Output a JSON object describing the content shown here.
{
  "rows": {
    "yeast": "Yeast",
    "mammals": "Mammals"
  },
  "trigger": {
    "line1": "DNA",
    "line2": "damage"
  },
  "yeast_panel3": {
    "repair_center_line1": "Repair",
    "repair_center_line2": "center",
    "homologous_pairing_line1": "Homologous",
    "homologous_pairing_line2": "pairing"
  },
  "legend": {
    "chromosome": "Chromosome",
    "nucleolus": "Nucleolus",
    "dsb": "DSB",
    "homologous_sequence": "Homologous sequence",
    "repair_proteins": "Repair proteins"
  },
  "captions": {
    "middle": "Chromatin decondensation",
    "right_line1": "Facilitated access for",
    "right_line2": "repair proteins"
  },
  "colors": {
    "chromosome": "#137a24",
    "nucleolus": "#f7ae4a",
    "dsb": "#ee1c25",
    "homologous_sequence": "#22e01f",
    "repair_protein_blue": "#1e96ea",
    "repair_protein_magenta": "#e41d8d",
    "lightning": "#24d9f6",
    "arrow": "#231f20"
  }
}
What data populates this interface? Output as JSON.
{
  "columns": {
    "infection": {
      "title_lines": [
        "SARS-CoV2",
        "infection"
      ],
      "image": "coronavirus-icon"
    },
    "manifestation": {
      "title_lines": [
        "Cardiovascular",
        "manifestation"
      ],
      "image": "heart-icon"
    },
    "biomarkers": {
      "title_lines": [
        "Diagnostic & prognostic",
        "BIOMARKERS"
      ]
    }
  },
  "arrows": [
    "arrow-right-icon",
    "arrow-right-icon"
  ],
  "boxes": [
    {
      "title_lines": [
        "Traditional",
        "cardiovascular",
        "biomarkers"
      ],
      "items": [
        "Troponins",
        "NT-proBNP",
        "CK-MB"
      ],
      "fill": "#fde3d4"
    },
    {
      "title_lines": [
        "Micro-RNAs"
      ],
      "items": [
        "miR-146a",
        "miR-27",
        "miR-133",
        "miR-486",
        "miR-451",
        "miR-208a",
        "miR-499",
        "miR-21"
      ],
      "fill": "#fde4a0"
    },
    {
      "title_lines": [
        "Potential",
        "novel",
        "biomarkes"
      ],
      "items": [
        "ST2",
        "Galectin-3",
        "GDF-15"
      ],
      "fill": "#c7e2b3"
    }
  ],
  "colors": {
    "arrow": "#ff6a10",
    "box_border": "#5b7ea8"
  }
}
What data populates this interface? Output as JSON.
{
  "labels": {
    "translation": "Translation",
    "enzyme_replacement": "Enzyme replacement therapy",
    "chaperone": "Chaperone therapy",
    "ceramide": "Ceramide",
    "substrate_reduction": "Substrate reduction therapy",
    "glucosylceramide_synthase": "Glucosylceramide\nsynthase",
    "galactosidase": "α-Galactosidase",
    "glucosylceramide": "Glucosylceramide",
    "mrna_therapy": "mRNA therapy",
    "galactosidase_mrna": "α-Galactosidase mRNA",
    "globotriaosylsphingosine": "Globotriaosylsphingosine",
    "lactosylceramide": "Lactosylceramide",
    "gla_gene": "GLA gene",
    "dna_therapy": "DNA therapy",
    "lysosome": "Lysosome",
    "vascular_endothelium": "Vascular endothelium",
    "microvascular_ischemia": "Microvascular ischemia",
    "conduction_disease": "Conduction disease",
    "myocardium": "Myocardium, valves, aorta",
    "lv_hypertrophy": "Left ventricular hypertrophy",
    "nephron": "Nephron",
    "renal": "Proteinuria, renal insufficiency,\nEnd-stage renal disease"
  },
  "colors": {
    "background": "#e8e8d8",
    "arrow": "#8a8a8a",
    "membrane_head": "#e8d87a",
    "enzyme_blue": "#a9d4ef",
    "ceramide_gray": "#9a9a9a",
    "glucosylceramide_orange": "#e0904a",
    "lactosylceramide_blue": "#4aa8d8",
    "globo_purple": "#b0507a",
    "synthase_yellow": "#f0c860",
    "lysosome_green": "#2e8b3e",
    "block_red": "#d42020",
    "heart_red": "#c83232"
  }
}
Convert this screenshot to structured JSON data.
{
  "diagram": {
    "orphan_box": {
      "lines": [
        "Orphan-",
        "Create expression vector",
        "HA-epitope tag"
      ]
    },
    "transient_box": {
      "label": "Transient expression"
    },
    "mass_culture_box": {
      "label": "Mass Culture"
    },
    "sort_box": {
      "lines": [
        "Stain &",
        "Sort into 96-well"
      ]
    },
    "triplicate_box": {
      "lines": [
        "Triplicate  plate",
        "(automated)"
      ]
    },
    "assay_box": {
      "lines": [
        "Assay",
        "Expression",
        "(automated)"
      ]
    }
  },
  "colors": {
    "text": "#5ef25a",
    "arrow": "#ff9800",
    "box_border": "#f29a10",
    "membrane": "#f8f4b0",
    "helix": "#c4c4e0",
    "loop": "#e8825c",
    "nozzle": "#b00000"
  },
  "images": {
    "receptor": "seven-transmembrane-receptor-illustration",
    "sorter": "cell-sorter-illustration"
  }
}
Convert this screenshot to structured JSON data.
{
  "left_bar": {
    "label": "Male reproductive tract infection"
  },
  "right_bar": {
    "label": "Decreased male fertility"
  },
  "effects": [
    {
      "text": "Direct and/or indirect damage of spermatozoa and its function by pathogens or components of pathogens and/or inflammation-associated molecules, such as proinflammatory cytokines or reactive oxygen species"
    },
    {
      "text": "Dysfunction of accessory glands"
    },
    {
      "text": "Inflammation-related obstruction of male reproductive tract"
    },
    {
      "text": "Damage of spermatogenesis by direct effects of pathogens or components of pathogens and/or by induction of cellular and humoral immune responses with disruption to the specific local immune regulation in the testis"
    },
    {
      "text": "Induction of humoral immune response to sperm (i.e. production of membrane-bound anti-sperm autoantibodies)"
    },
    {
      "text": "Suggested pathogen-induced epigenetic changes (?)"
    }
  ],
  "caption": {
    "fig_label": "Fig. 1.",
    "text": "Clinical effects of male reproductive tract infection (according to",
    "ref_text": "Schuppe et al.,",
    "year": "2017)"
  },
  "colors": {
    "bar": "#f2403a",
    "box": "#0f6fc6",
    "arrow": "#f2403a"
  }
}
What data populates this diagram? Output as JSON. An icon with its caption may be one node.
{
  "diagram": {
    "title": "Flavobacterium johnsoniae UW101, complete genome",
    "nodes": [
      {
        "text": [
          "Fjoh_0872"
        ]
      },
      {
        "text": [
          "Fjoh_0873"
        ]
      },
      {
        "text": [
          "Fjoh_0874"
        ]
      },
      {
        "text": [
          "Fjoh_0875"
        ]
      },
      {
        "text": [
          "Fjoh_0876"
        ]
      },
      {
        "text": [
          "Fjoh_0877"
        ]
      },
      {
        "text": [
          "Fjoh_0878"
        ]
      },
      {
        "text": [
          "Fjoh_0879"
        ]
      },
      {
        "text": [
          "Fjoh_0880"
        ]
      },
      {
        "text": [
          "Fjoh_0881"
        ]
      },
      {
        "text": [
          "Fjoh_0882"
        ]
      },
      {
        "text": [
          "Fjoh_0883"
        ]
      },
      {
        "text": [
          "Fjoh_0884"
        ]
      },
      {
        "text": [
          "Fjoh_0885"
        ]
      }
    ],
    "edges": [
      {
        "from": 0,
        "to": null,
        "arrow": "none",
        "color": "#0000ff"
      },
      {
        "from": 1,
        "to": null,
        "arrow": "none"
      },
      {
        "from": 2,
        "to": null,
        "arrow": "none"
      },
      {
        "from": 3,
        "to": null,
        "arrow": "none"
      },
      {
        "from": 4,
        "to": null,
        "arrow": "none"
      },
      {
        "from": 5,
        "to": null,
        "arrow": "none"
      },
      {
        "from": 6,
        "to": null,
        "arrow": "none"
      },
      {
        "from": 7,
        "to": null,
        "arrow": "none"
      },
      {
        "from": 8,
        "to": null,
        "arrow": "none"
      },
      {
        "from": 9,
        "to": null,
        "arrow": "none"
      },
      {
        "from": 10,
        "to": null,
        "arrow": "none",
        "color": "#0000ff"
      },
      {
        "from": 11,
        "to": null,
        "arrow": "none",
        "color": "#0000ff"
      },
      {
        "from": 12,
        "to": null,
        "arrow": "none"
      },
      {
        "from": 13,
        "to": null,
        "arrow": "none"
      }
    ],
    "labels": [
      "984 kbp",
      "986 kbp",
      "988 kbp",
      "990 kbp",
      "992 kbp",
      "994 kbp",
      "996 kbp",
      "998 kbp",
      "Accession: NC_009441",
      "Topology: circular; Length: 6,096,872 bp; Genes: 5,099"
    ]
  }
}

*Brief*
Copy out every line in the listing where the word "illustration" appears.

*Result*
    "receptor": "seven-transmembrane-receptor-illustration",
    "sorter": "cell-sorter-illustration"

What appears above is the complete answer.